What is required: Quote the entries in full, character for character, without their images.

Data for processing:

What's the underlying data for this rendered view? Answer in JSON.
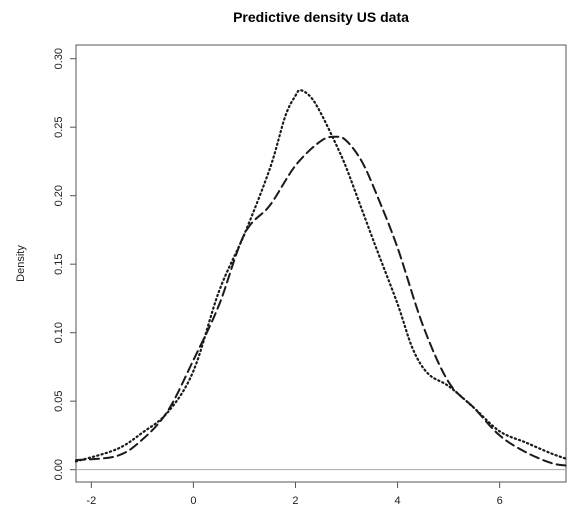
{
  "chart_data": {
    "type": "line",
    "title": "Predictive density US data",
    "xlabel": "",
    "ylabel": "Density",
    "xlim": [
      -2.3,
      7.3
    ],
    "ylim": [
      -0.009,
      0.31
    ],
    "x_ticks": [
      -2,
      0,
      2,
      4,
      6
    ],
    "x_tick_labels": [
      "-2",
      "0",
      "2",
      "4",
      "6"
    ],
    "y_ticks": [
      0.0,
      0.05,
      0.1,
      0.15,
      0.2,
      0.25,
      0.3
    ],
    "y_tick_labels": [
      "0.00",
      "0.05",
      "0.10",
      "0.15",
      "0.20",
      "0.25",
      "0.30"
    ],
    "baseline": 0,
    "grid": false,
    "series": [
      {
        "style": "dotted",
        "color": "#1a1a1a",
        "x": [
          -2.3,
          -1.5,
          -1.0,
          -0.5,
          0.0,
          0.5,
          1.0,
          1.5,
          1.8,
          2.0,
          2.1,
          2.3,
          2.5,
          2.8,
          3.0,
          3.3,
          3.6,
          4.0,
          4.3,
          4.6,
          5.0,
          5.5,
          6.0,
          6.5,
          7.0,
          7.3
        ],
        "y": [
          0.006,
          0.015,
          0.027,
          0.042,
          0.072,
          0.13,
          0.172,
          0.22,
          0.258,
          0.273,
          0.277,
          0.272,
          0.26,
          0.237,
          0.22,
          0.19,
          0.16,
          0.121,
          0.088,
          0.07,
          0.061,
          0.045,
          0.028,
          0.02,
          0.012,
          0.008
        ]
      },
      {
        "style": "dashed",
        "color": "#1a1a1a",
        "x": [
          -2.3,
          -1.5,
          -1.0,
          -0.5,
          0.0,
          0.5,
          1.0,
          1.5,
          2.0,
          2.5,
          2.8,
          3.0,
          3.3,
          3.6,
          4.0,
          4.5,
          5.0,
          5.5,
          6.0,
          6.5,
          7.0,
          7.3
        ],
        "y": [
          0.007,
          0.01,
          0.022,
          0.043,
          0.08,
          0.12,
          0.172,
          0.193,
          0.222,
          0.24,
          0.243,
          0.24,
          0.225,
          0.2,
          0.162,
          0.105,
          0.064,
          0.045,
          0.025,
          0.013,
          0.005,
          0.003
        ]
      }
    ]
  }
}
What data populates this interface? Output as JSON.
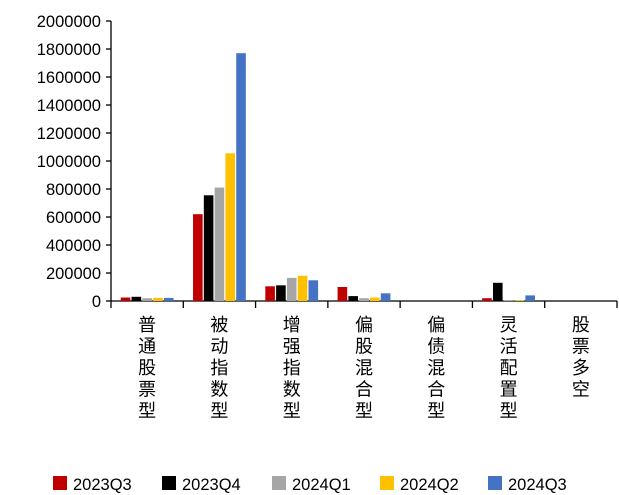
{
  "chart_data": {
    "type": "bar",
    "title": "",
    "xlabel": "",
    "ylabel": "",
    "ylim": [
      0,
      2000000
    ],
    "yticks": [
      0,
      200000,
      400000,
      600000,
      800000,
      1000000,
      1200000,
      1400000,
      1600000,
      1800000,
      2000000
    ],
    "grid": false,
    "legend_position": "bottom",
    "categories": [
      "普通股票型",
      "被动指数型",
      "增强指数型",
      "偏股混合型",
      "偏债混合型",
      "灵活配置型",
      "股票多空"
    ],
    "series": [
      {
        "name": "2023Q3",
        "color": "#C00000",
        "values": [
          25000,
          620000,
          105000,
          100000,
          0,
          20000,
          0
        ]
      },
      {
        "name": "2023Q4",
        "color": "#000000",
        "values": [
          30000,
          755000,
          112000,
          35000,
          0,
          130000,
          0
        ]
      },
      {
        "name": "2024Q1",
        "color": "#A6A6A6",
        "values": [
          20000,
          810000,
          165000,
          20000,
          0,
          5000,
          0
        ]
      },
      {
        "name": "2024Q2",
        "color": "#FFC000",
        "values": [
          22000,
          1055000,
          180000,
          25000,
          0,
          5000,
          0
        ]
      },
      {
        "name": "2024Q3",
        "color": "#4472C4",
        "values": [
          22000,
          1770000,
          148000,
          55000,
          0,
          40000,
          0
        ]
      }
    ]
  }
}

Final result:
What's the underlying data for this rendered view? Answer in JSON.
{
  "chart_data": {
    "type": "line",
    "title": "Predictive density US data",
    "xlabel": "",
    "ylabel": "Density",
    "xlim": [
      -2.3,
      7.3
    ],
    "ylim": [
      -0.009,
      0.31
    ],
    "x_ticks": [
      -2,
      0,
      2,
      4,
      6
    ],
    "x_tick_labels": [
      "-2",
      "0",
      "2",
      "4",
      "6"
    ],
    "y_ticks": [
      0.0,
      0.05,
      0.1,
      0.15,
      0.2,
      0.25,
      0.3
    ],
    "y_tick_labels": [
      "0.00",
      "0.05",
      "0.10",
      "0.15",
      "0.20",
      "0.25",
      "0.30"
    ],
    "baseline": 0,
    "grid": false,
    "series": [
      {
        "style": "dotted",
        "color": "#1a1a1a",
        "x": [
          -2.3,
          -1.5,
          -1.0,
          -0.5,
          0.0,
          0.5,
          1.0,
          1.5,
          1.8,
          2.0,
          2.1,
          2.3,
          2.5,
          2.8,
          3.0,
          3.3,
          3.6,
          4.0,
          4.3,
          4.6,
          5.0,
          5.5,
          6.0,
          6.5,
          7.0,
          7.3
        ],
        "y": [
          0.006,
          0.015,
          0.027,
          0.042,
          0.072,
          0.13,
          0.172,
          0.22,
          0.258,
          0.273,
          0.277,
          0.272,
          0.26,
          0.237,
          0.22,
          0.19,
          0.16,
          0.121,
          0.088,
          0.07,
          0.061,
          0.045,
          0.028,
          0.02,
          0.012,
          0.008
        ]
      },
      {
        "style": "dashed",
        "color": "#1a1a1a",
        "x": [
          -2.3,
          -1.5,
          -1.0,
          -0.5,
          0.0,
          0.5,
          1.0,
          1.5,
          2.0,
          2.5,
          2.8,
          3.0,
          3.3,
          3.6,
          4.0,
          4.5,
          5.0,
          5.5,
          6.0,
          6.5,
          7.0,
          7.3
        ],
        "y": [
          0.007,
          0.01,
          0.022,
          0.043,
          0.08,
          0.12,
          0.172,
          0.193,
          0.222,
          0.24,
          0.243,
          0.24,
          0.225,
          0.2,
          0.162,
          0.105,
          0.064,
          0.045,
          0.025,
          0.013,
          0.005,
          0.003
        ]
      }
    ]
  }
}
What data populates this interface? Output as JSON.
{
  "chart_data": {
    "type": "bar",
    "title": "",
    "xlabel": "",
    "ylabel": "",
    "ylim": [
      0,
      2000000
    ],
    "yticks": [
      0,
      200000,
      400000,
      600000,
      800000,
      1000000,
      1200000,
      1400000,
      1600000,
      1800000,
      2000000
    ],
    "grid": false,
    "legend_position": "bottom",
    "categories": [
      "普通股票型",
      "被动指数型",
      "增强指数型",
      "偏股混合型",
      "偏债混合型",
      "灵活配置型",
      "股票多空"
    ],
    "series": [
      {
        "name": "2023Q3",
        "color": "#C00000",
        "values": [
          25000,
          620000,
          105000,
          100000,
          0,
          20000,
          0
        ]
      },
      {
        "name": "2023Q4",
        "color": "#000000",
        "values": [
          30000,
          755000,
          112000,
          35000,
          0,
          130000,
          0
        ]
      },
      {
        "name": "2024Q1",
        "color": "#A6A6A6",
        "values": [
          20000,
          810000,
          165000,
          20000,
          0,
          5000,
          0
        ]
      },
      {
        "name": "2024Q2",
        "color": "#FFC000",
        "values": [
          22000,
          1055000,
          180000,
          25000,
          0,
          5000,
          0
        ]
      },
      {
        "name": "2024Q3",
        "color": "#4472C4",
        "values": [
          22000,
          1770000,
          148000,
          55000,
          0,
          40000,
          0
        ]
      }
    ]
  }
}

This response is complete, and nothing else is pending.